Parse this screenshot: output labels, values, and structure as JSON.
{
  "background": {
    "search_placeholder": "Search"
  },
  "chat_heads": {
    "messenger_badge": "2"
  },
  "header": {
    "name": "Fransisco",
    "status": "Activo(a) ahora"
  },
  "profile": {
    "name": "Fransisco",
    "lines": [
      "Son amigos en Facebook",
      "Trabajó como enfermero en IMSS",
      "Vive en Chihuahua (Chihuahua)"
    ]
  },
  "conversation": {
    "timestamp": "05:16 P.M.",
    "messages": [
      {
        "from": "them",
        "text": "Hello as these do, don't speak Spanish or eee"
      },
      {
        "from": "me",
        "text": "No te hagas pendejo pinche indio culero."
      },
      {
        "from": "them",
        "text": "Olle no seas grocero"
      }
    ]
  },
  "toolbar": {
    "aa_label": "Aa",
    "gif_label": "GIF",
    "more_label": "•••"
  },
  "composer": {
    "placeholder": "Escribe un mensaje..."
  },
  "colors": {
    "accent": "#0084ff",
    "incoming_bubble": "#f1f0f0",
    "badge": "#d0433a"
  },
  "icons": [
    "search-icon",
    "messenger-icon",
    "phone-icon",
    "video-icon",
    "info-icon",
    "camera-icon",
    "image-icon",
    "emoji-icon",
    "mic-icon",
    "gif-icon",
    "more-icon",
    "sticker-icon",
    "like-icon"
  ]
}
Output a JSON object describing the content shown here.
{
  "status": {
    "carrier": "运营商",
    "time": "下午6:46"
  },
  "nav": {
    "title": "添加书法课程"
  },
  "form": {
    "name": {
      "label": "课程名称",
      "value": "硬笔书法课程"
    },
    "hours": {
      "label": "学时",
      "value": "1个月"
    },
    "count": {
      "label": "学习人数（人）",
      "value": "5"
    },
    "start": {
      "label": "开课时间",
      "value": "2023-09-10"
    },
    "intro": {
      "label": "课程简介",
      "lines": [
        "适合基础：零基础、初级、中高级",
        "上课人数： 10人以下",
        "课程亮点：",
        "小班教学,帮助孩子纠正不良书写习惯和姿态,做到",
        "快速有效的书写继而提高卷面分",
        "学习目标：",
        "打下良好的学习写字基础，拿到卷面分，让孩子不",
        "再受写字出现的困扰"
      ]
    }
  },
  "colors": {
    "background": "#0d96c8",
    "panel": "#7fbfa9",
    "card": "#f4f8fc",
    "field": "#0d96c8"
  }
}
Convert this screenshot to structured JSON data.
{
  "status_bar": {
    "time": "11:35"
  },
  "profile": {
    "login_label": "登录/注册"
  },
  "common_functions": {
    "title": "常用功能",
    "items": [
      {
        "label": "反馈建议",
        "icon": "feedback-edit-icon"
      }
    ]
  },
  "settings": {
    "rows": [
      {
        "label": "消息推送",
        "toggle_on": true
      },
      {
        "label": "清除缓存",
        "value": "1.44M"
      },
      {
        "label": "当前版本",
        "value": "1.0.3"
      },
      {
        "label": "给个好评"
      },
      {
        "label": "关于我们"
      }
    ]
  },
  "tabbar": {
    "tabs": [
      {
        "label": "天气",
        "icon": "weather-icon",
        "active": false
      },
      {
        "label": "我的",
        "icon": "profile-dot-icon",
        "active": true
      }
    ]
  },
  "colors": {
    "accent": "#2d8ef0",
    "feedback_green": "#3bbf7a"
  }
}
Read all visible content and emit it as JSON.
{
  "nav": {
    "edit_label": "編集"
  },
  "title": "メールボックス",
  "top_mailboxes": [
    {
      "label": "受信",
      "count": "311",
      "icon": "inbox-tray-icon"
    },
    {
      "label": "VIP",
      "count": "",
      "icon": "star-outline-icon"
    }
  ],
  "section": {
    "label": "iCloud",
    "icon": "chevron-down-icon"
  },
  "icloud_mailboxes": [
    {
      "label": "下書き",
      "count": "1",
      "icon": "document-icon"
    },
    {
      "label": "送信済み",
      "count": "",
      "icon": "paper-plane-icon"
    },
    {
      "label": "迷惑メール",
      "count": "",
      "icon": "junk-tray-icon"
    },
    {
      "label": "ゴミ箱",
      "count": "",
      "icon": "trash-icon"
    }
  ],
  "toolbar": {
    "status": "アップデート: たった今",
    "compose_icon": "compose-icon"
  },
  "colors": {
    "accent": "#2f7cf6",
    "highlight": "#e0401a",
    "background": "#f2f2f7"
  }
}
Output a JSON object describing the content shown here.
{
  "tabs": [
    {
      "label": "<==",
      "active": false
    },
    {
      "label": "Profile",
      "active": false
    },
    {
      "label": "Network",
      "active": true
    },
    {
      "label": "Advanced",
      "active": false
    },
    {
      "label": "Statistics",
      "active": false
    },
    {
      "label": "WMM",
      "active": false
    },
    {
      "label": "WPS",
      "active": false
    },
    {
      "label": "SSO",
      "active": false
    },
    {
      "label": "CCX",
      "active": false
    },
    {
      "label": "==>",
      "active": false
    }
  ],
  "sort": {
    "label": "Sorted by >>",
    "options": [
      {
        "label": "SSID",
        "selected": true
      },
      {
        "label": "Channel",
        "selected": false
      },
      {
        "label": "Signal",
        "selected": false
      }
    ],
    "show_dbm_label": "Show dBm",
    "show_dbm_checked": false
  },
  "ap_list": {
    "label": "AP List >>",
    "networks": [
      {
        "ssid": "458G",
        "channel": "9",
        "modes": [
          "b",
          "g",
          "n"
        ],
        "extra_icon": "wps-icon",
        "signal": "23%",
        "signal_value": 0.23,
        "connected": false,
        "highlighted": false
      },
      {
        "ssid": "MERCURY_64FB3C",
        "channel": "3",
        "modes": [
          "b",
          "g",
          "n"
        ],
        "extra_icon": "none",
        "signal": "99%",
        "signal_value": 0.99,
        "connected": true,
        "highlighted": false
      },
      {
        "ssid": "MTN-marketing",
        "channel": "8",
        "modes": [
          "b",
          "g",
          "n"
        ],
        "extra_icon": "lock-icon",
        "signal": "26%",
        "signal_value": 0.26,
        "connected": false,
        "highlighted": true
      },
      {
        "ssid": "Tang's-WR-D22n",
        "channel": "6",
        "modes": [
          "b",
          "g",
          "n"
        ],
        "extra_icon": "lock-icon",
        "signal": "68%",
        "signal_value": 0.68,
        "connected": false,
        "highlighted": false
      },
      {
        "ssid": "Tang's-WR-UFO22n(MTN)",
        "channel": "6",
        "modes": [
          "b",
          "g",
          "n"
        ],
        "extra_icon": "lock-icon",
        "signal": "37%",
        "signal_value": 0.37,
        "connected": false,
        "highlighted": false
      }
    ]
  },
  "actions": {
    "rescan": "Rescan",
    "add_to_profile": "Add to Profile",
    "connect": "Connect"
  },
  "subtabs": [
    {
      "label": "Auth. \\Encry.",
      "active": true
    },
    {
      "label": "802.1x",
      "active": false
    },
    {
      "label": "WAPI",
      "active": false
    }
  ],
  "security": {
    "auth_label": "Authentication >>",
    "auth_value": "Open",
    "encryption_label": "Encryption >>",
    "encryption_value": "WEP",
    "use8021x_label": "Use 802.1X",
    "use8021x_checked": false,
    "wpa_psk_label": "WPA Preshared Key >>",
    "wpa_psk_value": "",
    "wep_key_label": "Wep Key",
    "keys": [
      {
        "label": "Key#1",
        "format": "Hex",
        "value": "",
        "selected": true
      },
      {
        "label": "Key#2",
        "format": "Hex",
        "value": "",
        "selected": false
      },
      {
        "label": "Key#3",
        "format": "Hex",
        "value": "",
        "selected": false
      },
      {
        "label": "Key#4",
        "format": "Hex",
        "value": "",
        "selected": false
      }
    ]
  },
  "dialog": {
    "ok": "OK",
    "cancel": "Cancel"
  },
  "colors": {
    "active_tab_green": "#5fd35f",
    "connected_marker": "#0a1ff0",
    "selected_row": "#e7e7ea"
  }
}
═══
Extract each line from the listing above, please, and repeat it exactly.

Parse this screenshot: output labels, values, and structure as JSON.
{
  "background": {
    "search_placeholder": "Search"
  },
  "chat_heads": {
    "messenger_badge": "2"
  },
  "header": {
    "name": "Fransisco",
    "status": "Activo(a) ahora"
  },
  "profile": {
    "name": "Fransisco",
    "lines": [
      "Son amigos en Facebook",
      "Trabajó como enfermero en IMSS",
      "Vive en Chihuahua (Chihuahua)"
    ]
  },
  "conversation": {
    "timestamp": "05:16 P.M.",
    "messages": [
      {
        "from": "them",
        "text": "Hello as these do, don't speak Spanish or eee"
      },
      {
        "from": "me",
        "text": "No te hagas pendejo pinche indio culero."
      },
      {
        "from": "them",
        "text": "Olle no seas grocero"
      }
    ]
  },
  "toolbar": {
    "aa_label": "Aa",
    "gif_label": "GIF",
    "more_label": "•••"
  },
  "composer": {
    "placeholder": "Escribe un mensaje..."
  },
  "colors": {
    "accent": "#0084ff",
    "incoming_bubble": "#f1f0f0",
    "badge": "#d0433a"
  },
  "icons": [
    "search-icon",
    "messenger-icon",
    "phone-icon",
    "video-icon",
    "info-icon",
    "camera-icon",
    "image-icon",
    "emoji-icon",
    "mic-icon",
    "gif-icon",
    "more-icon",
    "sticker-icon",
    "like-icon"
  ]
}
Output a JSON object describing the content shown here.
{
  "status": {
    "carrier": "运营商",
    "time": "下午6:46"
  },
  "nav": {
    "title": "添加书法课程"
  },
  "form": {
    "name": {
      "label": "课程名称",
      "value": "硬笔书法课程"
    },
    "hours": {
      "label": "学时",
      "value": "1个月"
    },
    "count": {
      "label": "学习人数（人）",
      "value": "5"
    },
    "start": {
      "label": "开课时间",
      "value": "2023-09-10"
    },
    "intro": {
      "label": "课程简介",
      "lines": [
        "适合基础：零基础、初级、中高级",
        "上课人数： 10人以下",
        "课程亮点：",
        "小班教学,帮助孩子纠正不良书写习惯和姿态,做到",
        "快速有效的书写继而提高卷面分",
        "学习目标：",
        "打下良好的学习写字基础，拿到卷面分，让孩子不",
        "再受写字出现的困扰"
      ]
    }
  },
  "colors": {
    "background": "#0d96c8",
    "panel": "#7fbfa9",
    "card": "#f4f8fc",
    "field": "#0d96c8"
  }
}
Convert this screenshot to structured JSON data.
{
  "status_bar": {
    "time": "11:35"
  },
  "profile": {
    "login_label": "登录/注册"
  },
  "common_functions": {
    "title": "常用功能",
    "items": [
      {
        "label": "反馈建议",
        "icon": "feedback-edit-icon"
      }
    ]
  },
  "settings": {
    "rows": [
      {
        "label": "消息推送",
        "toggle_on": true
      },
      {
        "label": "清除缓存",
        "value": "1.44M"
      },
      {
        "label": "当前版本",
        "value": "1.0.3"
      },
      {
        "label": "给个好评"
      },
      {
        "label": "关于我们"
      }
    ]
  },
  "tabbar": {
    "tabs": [
      {
        "label": "天气",
        "icon": "weather-icon",
        "active": false
      },
      {
        "label": "我的",
        "icon": "profile-dot-icon",
        "active": true
      }
    ]
  },
  "colors": {
    "accent": "#2d8ef0",
    "feedback_green": "#3bbf7a"
  }
}
Read all visible content and emit it as JSON.
{
  "nav": {
    "edit_label": "編集"
  },
  "title": "メールボックス",
  "top_mailboxes": [
    {
      "label": "受信",
      "count": "311",
      "icon": "inbox-tray-icon"
    },
    {
      "label": "VIP",
      "count": "",
      "icon": "star-outline-icon"
    }
  ],
  "section": {
    "label": "iCloud",
    "icon": "chevron-down-icon"
  },
  "icloud_mailboxes": [
    {
      "label": "下書き",
      "count": "1",
      "icon": "document-icon"
    },
    {
      "label": "送信済み",
      "count": "",
      "icon": "paper-plane-icon"
    },
    {
      "label": "迷惑メール",
      "count": "",
      "icon": "junk-tray-icon"
    },
    {
      "label": "ゴミ箱",
      "count": "",
      "icon": "trash-icon"
    }
  ],
  "toolbar": {
    "status": "アップデート: たった今",
    "compose_icon": "compose-icon"
  },
  "colors": {
    "accent": "#2f7cf6",
    "highlight": "#e0401a",
    "background": "#f2f2f7"
  }
}
Output a JSON object describing the content shown here.
{
  "tabs": [
    {
      "label": "<==",
      "active": false
    },
    {
      "label": "Profile",
      "active": false
    },
    {
      "label": "Network",
      "active": true
    },
    {
      "label": "Advanced",
      "active": false
    },
    {
      "label": "Statistics",
      "active": false
    },
    {
      "label": "WMM",
      "active": false
    },
    {
      "label": "WPS",
      "active": false
    },
    {
      "label": "SSO",
      "active": false
    },
    {
      "label": "CCX",
      "active": false
    },
    {
      "label": "==>",
      "active": false
    }
  ],
  "sort": {
    "label": "Sorted by >>",
    "options": [
      {
        "label": "SSID",
        "selected": true
      },
      {
        "label": "Channel",
        "selected": false
      },
      {
        "label": "Signal",
        "selected": false
      }
    ],
    "show_dbm_label": "Show dBm",
    "show_dbm_checked": false
  },
  "ap_list": {
    "label": "AP List >>",
    "networks": [
      {
        "ssid": "458G",
        "channel": "9",
        "modes": [
          "b",
          "g",
          "n"
        ],
        "extra_icon": "wps-icon",
        "signal": "23%",
        "signal_value": 0.23,
        "connected": false,
        "highlighted": false
      },
      {
        "ssid": "MERCURY_64FB3C",
        "channel": "3",
        "modes": [
          "b",
          "g",
          "n"
        ],
        "extra_icon": "none",
        "signal": "99%",
        "signal_value": 0.99,
        "connected": true,
        "highlighted": false
      },
      {
        "ssid": "MTN-marketing",
        "channel": "8",
        "modes": [
          "b",
          "g",
          "n"
        ],
        "extra_icon": "lock-icon",
        "signal": "26%",
        "signal_value": 0.26,
        "connected": false,
        "highlighted": true
      },
      {
        "ssid": "Tang's-WR-D22n",
        "channel": "6",
        "modes": [
          "b",
          "g",
          "n"
        ],
        "extra_icon": "lock-icon",
        "signal": "68%",
        "signal_value": 0.68,
        "connected": false,
        "highlighted": false
      },
      {
        "ssid": "Tang's-WR-UFO22n(MTN)",
        "channel": "6",
        "modes": [
          "b",
          "g",
          "n"
        ],
        "extra_icon": "lock-icon",
        "signal": "37%",
        "signal_value": 0.37,
        "connected": false,
        "highlighted": false
      }
    ]
  },
  "actions": {
    "rescan": "Rescan",
    "add_to_profile": "Add to Profile",
    "connect": "Connect"
  },
  "subtabs": [
    {
      "label": "Auth. \\Encry.",
      "active": true
    },
    {
      "label": "802.1x",
      "active": false
    },
    {
      "label": "WAPI",
      "active": false
    }
  ],
  "security": {
    "auth_label": "Authentication >>",
    "auth_value": "Open",
    "encryption_label": "Encryption >>",
    "encryption_value": "WEP",
    "use8021x_label": "Use 802.1X",
    "use8021x_checked": false,
    "wpa_psk_label": "WPA Preshared Key >>",
    "wpa_psk_value": "",
    "wep_key_label": "Wep Key",
    "keys": [
      {
        "label": "Key#1",
        "format": "Hex",
        "value": "",
        "selected": true
      },
      {
        "label": "Key#2",
        "format": "Hex",
        "value": "",
        "selected": false
      },
      {
        "label": "Key#3",
        "format": "Hex",
        "value": "",
        "selected": false
      },
      {
        "label": "Key#4",
        "format": "Hex",
        "value": "",
        "selected": false
      }
    ]
  },
  "dialog": {
    "ok": "OK",
    "cancel": "Cancel"
  },
  "colors": {
    "active_tab_green": "#5fd35f",
    "connected_marker": "#0a1ff0",
    "selected_row": "#e7e7ea"
  }
}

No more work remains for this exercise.